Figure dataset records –
───
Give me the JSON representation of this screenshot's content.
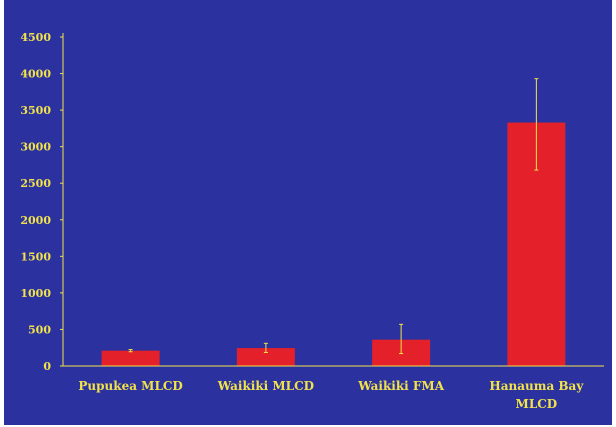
{
  "chart_data": {
    "type": "bar",
    "categories": [
      "Pupukea MLCD",
      "Waikiki MLCD",
      "Waikiki FMA",
      "Hanauma Bay MLCD"
    ],
    "category_lines": [
      [
        "Pupukea MLCD"
      ],
      [
        "Waikiki MLCD"
      ],
      [
        "Waikiki FMA"
      ],
      [
        "Hanauma Bay",
        "MLCD"
      ]
    ],
    "values": [
      210,
      245,
      360,
      3330
    ],
    "error_low": [
      195,
      185,
      170,
      2680
    ],
    "error_high": [
      225,
      310,
      570,
      3930
    ],
    "yticks": [
      0,
      500,
      1000,
      1500,
      2000,
      2500,
      3000,
      3500,
      4000,
      4500
    ],
    "ylim": [
      0,
      4500
    ],
    "title": "",
    "xlabel": "",
    "ylabel": "",
    "grid": false,
    "colors": {
      "background": "#2b32a0",
      "bar": "#e4202a",
      "error_bar": "#f2e24a",
      "axis_line": "#f2e24a",
      "text": "#f2e24a"
    }
  }
}
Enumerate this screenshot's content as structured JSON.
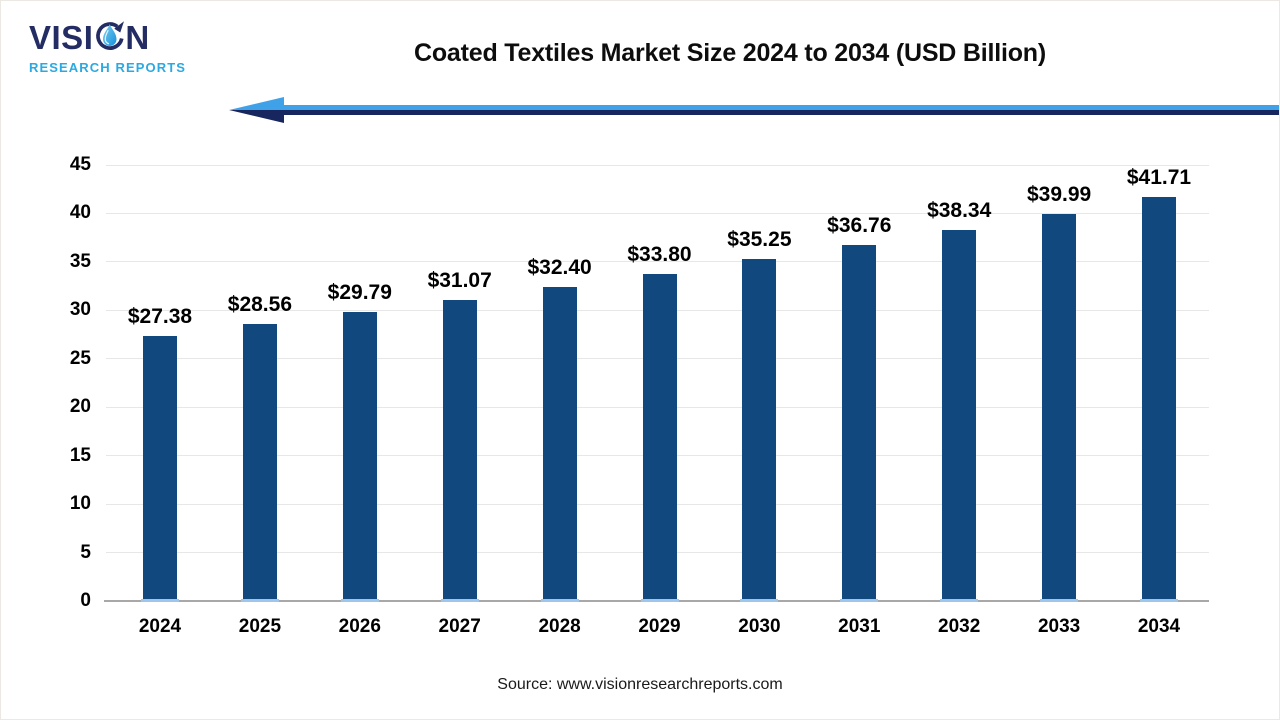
{
  "logo": {
    "word_start": "VISI",
    "word_end": "N",
    "subtitle": "RESEARCH REPORTS"
  },
  "chart_data": {
    "type": "bar",
    "title": "Coated Textiles Market Size 2024 to 2034 (USD Billion)",
    "categories": [
      "2024",
      "2025",
      "2026",
      "2027",
      "2028",
      "2029",
      "2030",
      "2031",
      "2032",
      "2033",
      "2034"
    ],
    "values": [
      27.38,
      28.56,
      29.79,
      31.07,
      32.4,
      33.8,
      35.25,
      36.76,
      38.34,
      39.99,
      41.71
    ],
    "data_labels": [
      "$27.38",
      "$28.56",
      "$29.79",
      "$31.07",
      "$32.40",
      "$33.80",
      "$35.25",
      "$36.76",
      "$38.34",
      "$39.99",
      "$41.71"
    ],
    "unit": "USD Billion",
    "xlabel": "",
    "ylabel": "",
    "ylim": [
      0,
      45
    ],
    "ytick_step": 5,
    "grid": "horizontal",
    "legend": "none"
  },
  "footer": {
    "source": "Source: www.visionresearchreports.com"
  },
  "colors": {
    "bar": "#11497E",
    "bar_base": "#9FC5E8",
    "gridline": "#E7E7E7",
    "axis_line": "#A8A8A8",
    "arrow_light": "#3FA2E9",
    "arrow_dark": "#17265E",
    "logo_navy": "#232D64",
    "logo_blue": "#2AA9E2"
  }
}
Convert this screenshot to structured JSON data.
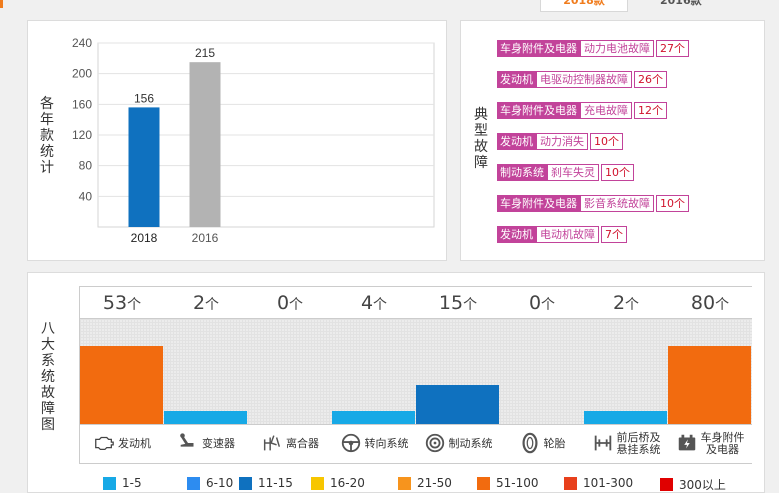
{
  "header": {
    "tabs": [
      {
        "label": "2018款"
      },
      {
        "label": "2016款"
      }
    ]
  },
  "year_panel": {
    "side_label": "各年款统计"
  },
  "chart_data": {
    "type": "bar",
    "categories": [
      "2018",
      "2016"
    ],
    "values": [
      156,
      215
    ],
    "colors": [
      "#0f71bf",
      "#b3b3b3"
    ],
    "yticks": [
      40,
      80,
      120,
      160,
      200,
      240
    ],
    "ylim": [
      0,
      240
    ],
    "grid": true,
    "title": "",
    "xlabel": "",
    "ylabel": "各年款统计"
  },
  "fault_panel": {
    "side_label": "典型故障",
    "accent_color": "#c2439a",
    "faults": [
      {
        "category": "车身附件及电器",
        "name": "动力电池故障",
        "count": "27个"
      },
      {
        "category": "发动机",
        "name": "电驱动控制器故障",
        "count": "26个"
      },
      {
        "category": "车身附件及电器",
        "name": "充电故障",
        "count": "12个"
      },
      {
        "category": "发动机",
        "name": "动力消失",
        "count": "10个"
      },
      {
        "category": "制动系统",
        "name": "刹车失灵",
        "count": "10个"
      },
      {
        "category": "车身附件及电器",
        "name": "影音系统故障",
        "count": "10个"
      },
      {
        "category": "发动机",
        "name": "电动机故障",
        "count": "7个"
      }
    ]
  },
  "systems_panel": {
    "side_label": "八大系统故障图",
    "unit": "个",
    "systems": [
      {
        "count": "53",
        "label": "发动机",
        "icon": "engine-icon",
        "level": 0.74,
        "color": "#f26b0f"
      },
      {
        "count": "2",
        "label": "变速器",
        "icon": "gear-shift-icon",
        "level": 0.12,
        "color": "#17a9e6"
      },
      {
        "count": "0",
        "label": "离合器",
        "icon": "clutch-icon",
        "level": 0,
        "color": "#17a9e6"
      },
      {
        "count": "4",
        "label": "转向系统",
        "icon": "steering-wheel-icon",
        "level": 0.12,
        "color": "#17a9e6"
      },
      {
        "count": "15",
        "label": "制动系统",
        "icon": "brake-disc-icon",
        "level": 0.37,
        "color": "#0f71bf"
      },
      {
        "count": "0",
        "label": "轮胎",
        "icon": "tire-icon",
        "level": 0,
        "color": "#17a9e6"
      },
      {
        "count": "2",
        "label": "前后桥及悬挂系统",
        "label_l1": "前后桥及",
        "label_l2": "悬挂系统",
        "icon": "suspension-icon",
        "level": 0.12,
        "color": "#17a9e6"
      },
      {
        "count": "80",
        "label": "车身附件及电器",
        "label_l1": "车身附件",
        "label_l2": "及电器",
        "icon": "battery-icon",
        "level": 0.74,
        "color": "#f26b0f"
      }
    ]
  },
  "legend": [
    {
      "label": "1-5",
      "color": "#17a9e6"
    },
    {
      "label": "6-10",
      "color": "#2d8cf0"
    },
    {
      "label": "11-15",
      "color": "#0f71bf"
    },
    {
      "label": "16-20",
      "color": "#f7c600"
    },
    {
      "label": "21-50",
      "color": "#f7941d"
    },
    {
      "label": "51-100",
      "color": "#f26b0f"
    },
    {
      "label": "101-300",
      "color": "#e8401c"
    },
    {
      "label": "300以上",
      "color": "#e00000"
    }
  ]
}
───
Request –
Gather every line from the listing above in which "content" appears, and copy those lines.

Written solution –
Give me the JSON representation of this screenshot's content.
Enumerate this screenshot's content as structured JSON.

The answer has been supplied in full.